■ What the task asks ■
Show every line that has the string "nbsp" in it.

::::

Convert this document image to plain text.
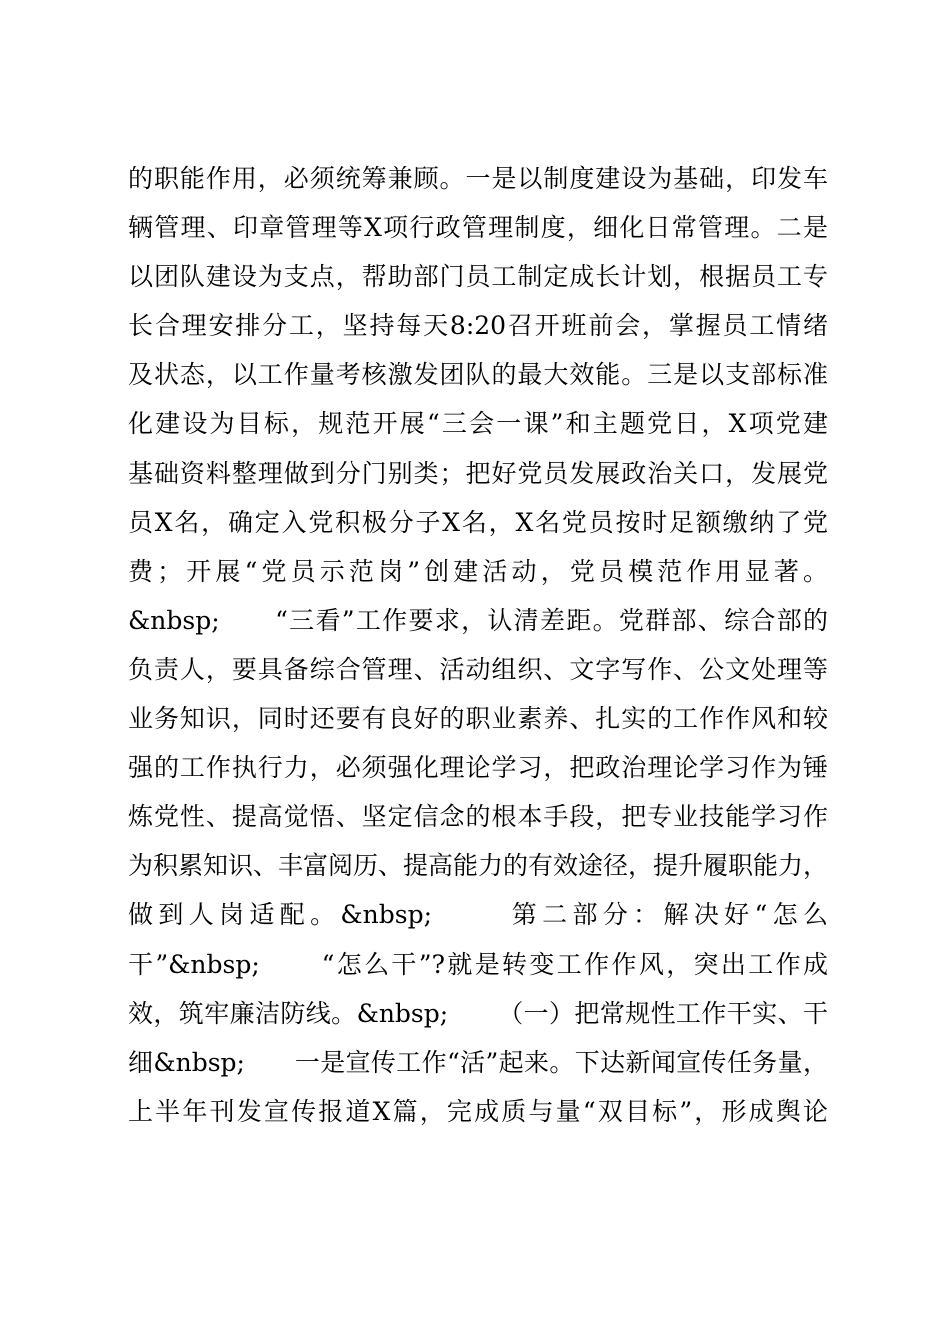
的职能作用，必须统筹兼顾。一是以制度建设为基础，印发车
辆管理、印章管理等X项行政管理制度，细化日常管理。二是
以团队建设为支点，帮助部门员工制定成长计划，根据员工专
长合理安排分工，坚持每天8:20召开班前会，掌握员工情绪
及状态，以工作量考核激发团队的最大效能。三是以支部标准
化建设为目标，规范开展“三会一课”和主题党日，X项党建
基础资料整理做到分门别类；把好党员发展政治关口，发展党
员X名，确定入党积极分子X名，X名党员按时足额缴纳了党
费；开展“党员示范岗”创建活动，党员模范作用显著。
&nbsp;      “三看”工作要求，认清差距。党群部、综合部的
负责人，要具备综合管理、活动组织、文字写作、公文处理等
业务知识，同时还要有良好的职业素养、扎实的工作作风和较
强的工作执行力，必须强化理论学习，把政治理论学习作为锤
炼党性、提高觉悟、坚定信念的根本手段，把专业技能学习作
为积累知识、丰富阅历、提高能力的有效途径，提升履职能力，
做到人岗适配。&nbsp;      第二部分：解决好“怎么
干”&nbsp;      “怎么干”?就是转变工作作风，突出工作成
效，筑牢廉洁防线。&nbsp;      （一）把常规性工作干实、干
细&nbsp;      一是宣传工作“活”起来。下达新闻宣传任务量，
上半年刊发宣传报道X篇，完成质与量“双目标”，形成舆论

::::

■ Complete output ■
&nbsp;      “三看”工作要求，认清差距。党群部、综合部的
做到人岗适配。&nbsp;      第二部分：解决好“怎么
干”&nbsp;      “怎么干”?就是转变工作作风，突出工作成
效，筑牢廉洁防线。&nbsp;      （一）把常规性工作干实、干
细&nbsp;      一是宣传工作“活”起来。下达新闻宣传任务量，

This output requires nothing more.